Rows from a figure dataset
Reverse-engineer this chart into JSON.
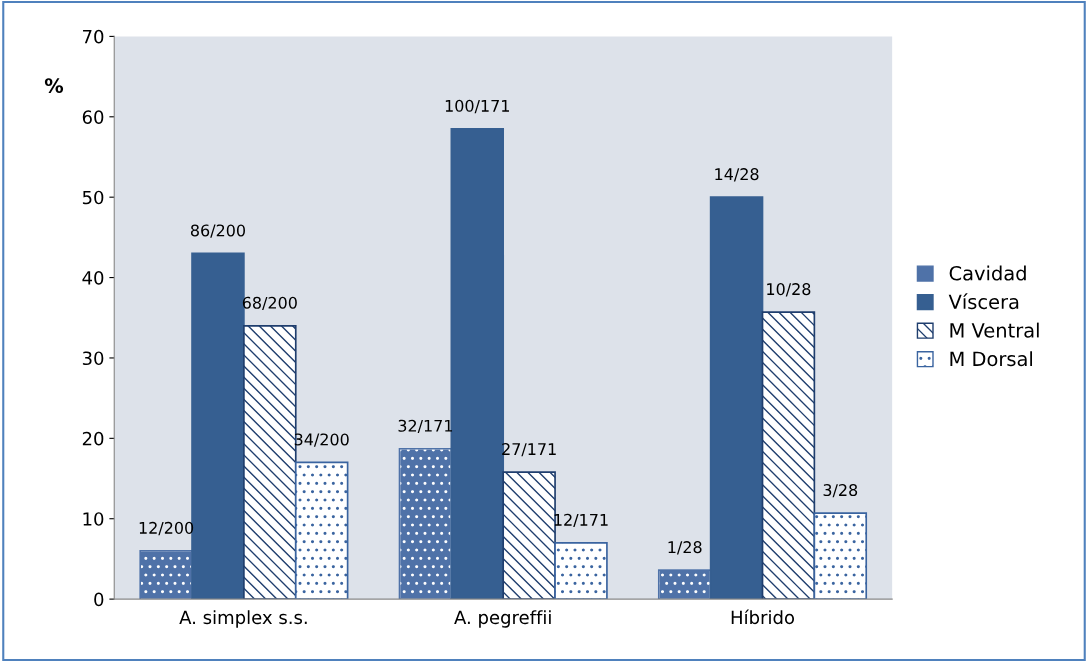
{
  "chart_data": {
    "type": "bar",
    "ylabel": "%",
    "categories": [
      "A. simplex s.s.",
      "A. pegreffii",
      "Híbrido"
    ],
    "series": [
      {
        "name": "Cavidad",
        "color": "#4f72a8",
        "values": [
          6,
          18.7,
          3.6
        ],
        "value_labels": [
          "12/200",
          "32/171",
          "1/28"
        ]
      },
      {
        "name": "Víscera",
        "color": "#365f91",
        "values": [
          43,
          58.5,
          50
        ],
        "value_labels": [
          "86/200",
          "100/171",
          "14/28"
        ]
      },
      {
        "name": "M Ventral",
        "color": "#1f3e6e",
        "values": [
          34,
          15.8,
          35.7
        ],
        "value_labels": [
          "68/200",
          "27/171",
          "10/28"
        ]
      },
      {
        "name": "M Dorsal",
        "color": "#3a64a0",
        "values": [
          17,
          7,
          10.7
        ],
        "value_labels": [
          "34/200",
          "12/171",
          "3/28"
        ]
      }
    ],
    "ylim": [
      0,
      70
    ],
    "yticks": [
      0,
      10,
      20,
      30,
      40,
      50,
      60,
      70
    ],
    "grid": false,
    "legend": "right"
  }
}
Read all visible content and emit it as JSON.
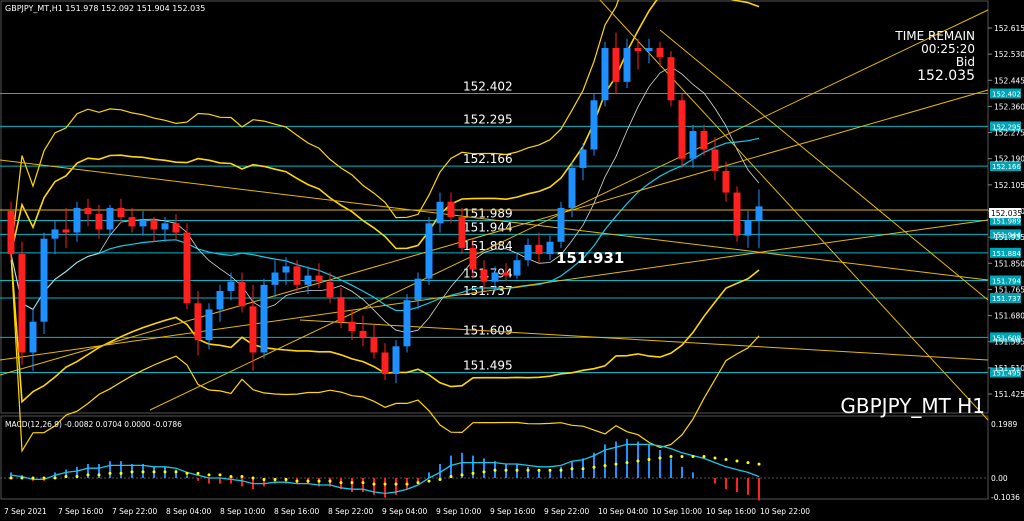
{
  "header": {
    "symbol_info": "GBPJPY_MT,H1  151.978 152.092 151.904 152.035",
    "watermark": "GBPJPY_MT H1"
  },
  "time_panel": {
    "title": "TIME REMAIN",
    "countdown": "00:25:20",
    "bid_label": "Bid",
    "bid_value": "152.035"
  },
  "macd": {
    "label": "MACD(12,26,9) -0.0082 0.0704 0.0000 -0.0786",
    "scale_top": "0.1989",
    "scale_zero": "0.00",
    "scale_bottom": "-0.1036"
  },
  "price_axis": [
    "152.615",
    "152.530",
    "152.445",
    "152.360",
    "152.275",
    "152.190",
    "152.105",
    "152.020",
    "151.935",
    "151.850",
    "151.765",
    "151.680",
    "151.595",
    "151.510",
    "151.425"
  ],
  "levels": [
    {
      "value": "152.402",
      "label": "152.402"
    },
    {
      "value": "152.295",
      "label": "152.295"
    },
    {
      "value": "152.166",
      "label": "152.166"
    },
    {
      "value": "151.989",
      "label": "151.989"
    },
    {
      "value": "151.944",
      "label": "151.944"
    },
    {
      "value": "151.884",
      "label": "151.884"
    },
    {
      "value": "151.794",
      "label": "151.794"
    },
    {
      "value": "151.737",
      "label": "151.737"
    },
    {
      "value": "151.609",
      "label": "151.609"
    },
    {
      "value": "151.495",
      "label": "151.495"
    }
  ],
  "markers": {
    "current_price_box": "152.035",
    "mid_label": "151.931"
  },
  "time_axis": [
    "7 Sep 2021",
    "7 Sep 16:00",
    "7 Sep 22:00",
    "8 Sep 04:00",
    "8 Sep 10:00",
    "8 Sep 16:00",
    "8 Sep 22:00",
    "9 Sep 04:00",
    "9 Sep 10:00",
    "9 Sep 16:00",
    "9 Sep 22:00",
    "10 Sep 04:00",
    "10 Sep 10:00",
    "10 Sep 16:00",
    "10 Sep 22:00"
  ],
  "colors": {
    "background": "#000000",
    "bull_candle": "#1e90ff",
    "bear_candle": "#ff2020",
    "level_line": "#00b8c8",
    "bands": "#ffd700",
    "trendlines": "#e6b800",
    "macd_signal": "#ffff00",
    "macd_line": "#19c8e6"
  },
  "chart_data": {
    "type": "candlestick",
    "symbol": "GBPJPY_MT",
    "timeframe": "H1",
    "ylim": [
      151.425,
      152.615
    ],
    "candles": [
      {
        "o": 152.02,
        "h": 152.05,
        "l": 151.86,
        "c": 151.88
      },
      {
        "o": 151.88,
        "h": 151.92,
        "l": 151.52,
        "c": 151.56
      },
      {
        "o": 151.56,
        "h": 151.7,
        "l": 151.5,
        "c": 151.66
      },
      {
        "o": 151.66,
        "h": 151.95,
        "l": 151.62,
        "c": 151.93
      },
      {
        "o": 151.93,
        "h": 151.99,
        "l": 151.88,
        "c": 151.96
      },
      {
        "o": 151.96,
        "h": 152.03,
        "l": 151.9,
        "c": 151.95
      },
      {
        "o": 151.95,
        "h": 152.05,
        "l": 151.92,
        "c": 152.03
      },
      {
        "o": 152.03,
        "h": 152.06,
        "l": 151.97,
        "c": 152.01
      },
      {
        "o": 152.01,
        "h": 152.04,
        "l": 151.93,
        "c": 151.96
      },
      {
        "o": 151.96,
        "h": 152.04,
        "l": 151.94,
        "c": 152.03
      },
      {
        "o": 152.03,
        "h": 152.06,
        "l": 151.98,
        "c": 152.0
      },
      {
        "o": 152.0,
        "h": 152.03,
        "l": 151.95,
        "c": 151.97
      },
      {
        "o": 151.97,
        "h": 152.02,
        "l": 151.94,
        "c": 151.99
      },
      {
        "o": 151.99,
        "h": 152.0,
        "l": 151.92,
        "c": 151.96
      },
      {
        "o": 151.96,
        "h": 152.0,
        "l": 151.92,
        "c": 151.98
      },
      {
        "o": 151.98,
        "h": 152.01,
        "l": 151.93,
        "c": 151.95
      },
      {
        "o": 151.95,
        "h": 151.98,
        "l": 151.7,
        "c": 151.72
      },
      {
        "o": 151.72,
        "h": 151.76,
        "l": 151.55,
        "c": 151.6
      },
      {
        "o": 151.6,
        "h": 151.72,
        "l": 151.57,
        "c": 151.7
      },
      {
        "o": 151.7,
        "h": 151.78,
        "l": 151.66,
        "c": 151.76
      },
      {
        "o": 151.76,
        "h": 151.82,
        "l": 151.73,
        "c": 151.79
      },
      {
        "o": 151.79,
        "h": 151.82,
        "l": 151.69,
        "c": 151.71
      },
      {
        "o": 151.71,
        "h": 151.78,
        "l": 151.5,
        "c": 151.56
      },
      {
        "o": 151.56,
        "h": 151.8,
        "l": 151.54,
        "c": 151.78
      },
      {
        "o": 151.78,
        "h": 151.86,
        "l": 151.74,
        "c": 151.82
      },
      {
        "o": 151.82,
        "h": 151.87,
        "l": 151.78,
        "c": 151.84
      },
      {
        "o": 151.84,
        "h": 151.86,
        "l": 151.76,
        "c": 151.78
      },
      {
        "o": 151.78,
        "h": 151.84,
        "l": 151.75,
        "c": 151.81
      },
      {
        "o": 151.81,
        "h": 151.85,
        "l": 151.77,
        "c": 151.79
      },
      {
        "o": 151.79,
        "h": 151.82,
        "l": 151.72,
        "c": 151.74
      },
      {
        "o": 151.74,
        "h": 151.77,
        "l": 151.64,
        "c": 151.66
      },
      {
        "o": 151.66,
        "h": 151.7,
        "l": 151.6,
        "c": 151.63
      },
      {
        "o": 151.63,
        "h": 151.68,
        "l": 151.58,
        "c": 151.61
      },
      {
        "o": 151.61,
        "h": 151.65,
        "l": 151.54,
        "c": 151.56
      },
      {
        "o": 151.56,
        "h": 151.59,
        "l": 151.47,
        "c": 151.49
      },
      {
        "o": 151.49,
        "h": 151.6,
        "l": 151.46,
        "c": 151.58
      },
      {
        "o": 151.58,
        "h": 151.75,
        "l": 151.56,
        "c": 151.73
      },
      {
        "o": 151.73,
        "h": 151.82,
        "l": 151.7,
        "c": 151.8
      },
      {
        "o": 151.8,
        "h": 152.0,
        "l": 151.78,
        "c": 151.98
      },
      {
        "o": 151.98,
        "h": 152.08,
        "l": 151.95,
        "c": 152.05
      },
      {
        "o": 152.05,
        "h": 152.08,
        "l": 151.98,
        "c": 152.0
      },
      {
        "o": 152.0,
        "h": 152.03,
        "l": 151.88,
        "c": 151.9
      },
      {
        "o": 151.9,
        "h": 151.93,
        "l": 151.8,
        "c": 151.83
      },
      {
        "o": 151.83,
        "h": 151.86,
        "l": 151.76,
        "c": 151.79
      },
      {
        "o": 151.79,
        "h": 151.84,
        "l": 151.76,
        "c": 151.82
      },
      {
        "o": 151.82,
        "h": 151.85,
        "l": 151.79,
        "c": 151.81
      },
      {
        "o": 151.81,
        "h": 151.88,
        "l": 151.8,
        "c": 151.86
      },
      {
        "o": 151.86,
        "h": 151.93,
        "l": 151.84,
        "c": 151.91
      },
      {
        "o": 151.91,
        "h": 151.95,
        "l": 151.85,
        "c": 151.88
      },
      {
        "o": 151.88,
        "h": 151.94,
        "l": 151.86,
        "c": 151.92
      },
      {
        "o": 151.92,
        "h": 152.05,
        "l": 151.9,
        "c": 152.03
      },
      {
        "o": 152.03,
        "h": 152.18,
        "l": 152.0,
        "c": 152.16
      },
      {
        "o": 152.16,
        "h": 152.24,
        "l": 152.12,
        "c": 152.22
      },
      {
        "o": 152.22,
        "h": 152.4,
        "l": 152.2,
        "c": 152.38
      },
      {
        "o": 152.38,
        "h": 152.57,
        "l": 152.36,
        "c": 152.55
      },
      {
        "o": 152.55,
        "h": 152.6,
        "l": 152.4,
        "c": 152.44
      },
      {
        "o": 152.44,
        "h": 152.58,
        "l": 152.42,
        "c": 152.55
      },
      {
        "o": 152.55,
        "h": 152.58,
        "l": 152.48,
        "c": 152.54
      },
      {
        "o": 152.54,
        "h": 152.58,
        "l": 152.5,
        "c": 152.55
      },
      {
        "o": 152.55,
        "h": 152.57,
        "l": 152.49,
        "c": 152.52
      },
      {
        "o": 152.52,
        "h": 152.54,
        "l": 152.36,
        "c": 152.38
      },
      {
        "o": 152.38,
        "h": 152.4,
        "l": 152.16,
        "c": 152.19
      },
      {
        "o": 152.19,
        "h": 152.3,
        "l": 152.16,
        "c": 152.28
      },
      {
        "o": 152.28,
        "h": 152.3,
        "l": 152.2,
        "c": 152.22
      },
      {
        "o": 152.22,
        "h": 152.26,
        "l": 152.12,
        "c": 152.15
      },
      {
        "o": 152.15,
        "h": 152.18,
        "l": 152.05,
        "c": 152.08
      },
      {
        "o": 152.08,
        "h": 152.1,
        "l": 151.92,
        "c": 151.94
      },
      {
        "o": 151.94,
        "h": 152.02,
        "l": 151.9,
        "c": 151.99
      },
      {
        "o": 151.99,
        "h": 152.09,
        "l": 151.9,
        "c": 152.035
      }
    ],
    "macd_histogram": [
      0.02,
      0.01,
      -0.01,
      -0.01,
      0.02,
      0.03,
      0.04,
      0.05,
      0.05,
      0.06,
      0.06,
      0.05,
      0.05,
      0.04,
      0.04,
      0.03,
      0.01,
      -0.01,
      -0.02,
      -0.02,
      -0.02,
      -0.03,
      -0.04,
      -0.03,
      -0.02,
      -0.02,
      -0.02,
      -0.02,
      -0.03,
      -0.03,
      -0.04,
      -0.05,
      -0.05,
      -0.06,
      -0.07,
      -0.06,
      -0.04,
      -0.02,
      0.02,
      0.05,
      0.08,
      0.09,
      0.08,
      0.07,
      0.06,
      0.05,
      0.05,
      0.04,
      0.03,
      0.03,
      0.04,
      0.06,
      0.07,
      0.09,
      0.12,
      0.13,
      0.14,
      0.13,
      0.12,
      0.1,
      0.07,
      0.04,
      0.02,
      0.0,
      -0.02,
      -0.04,
      -0.05,
      -0.06,
      -0.08
    ],
    "macd_signal": [
      0.0,
      0.0,
      0.0,
      0.0,
      0.0,
      0.01,
      0.01,
      0.02,
      0.02,
      0.03,
      0.03,
      0.04,
      0.04,
      0.04,
      0.04,
      0.04,
      0.03,
      0.03,
      0.02,
      0.02,
      0.01,
      0.01,
      0.0,
      -0.01,
      -0.01,
      -0.01,
      -0.02,
      -0.02,
      -0.02,
      -0.02,
      -0.03,
      -0.03,
      -0.03,
      -0.04,
      -0.04,
      -0.04,
      -0.04,
      -0.03,
      -0.02,
      -0.01,
      0.01,
      0.02,
      0.03,
      0.04,
      0.05,
      0.05,
      0.05,
      0.05,
      0.05,
      0.05,
      0.05,
      0.06,
      0.06,
      0.07,
      0.08,
      0.09,
      0.1,
      0.11,
      0.12,
      0.13,
      0.14,
      0.14,
      0.14,
      0.14,
      0.13,
      0.12,
      0.11,
      0.1,
      0.09
    ]
  }
}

▶ **Written exercise**
List each line in the listing that contains the string "name".

▶ **Solution**
        "name": "Cavidad",
        "name": "Víscera",
        "name": "M Ventral",
        "name": "M Dorsal",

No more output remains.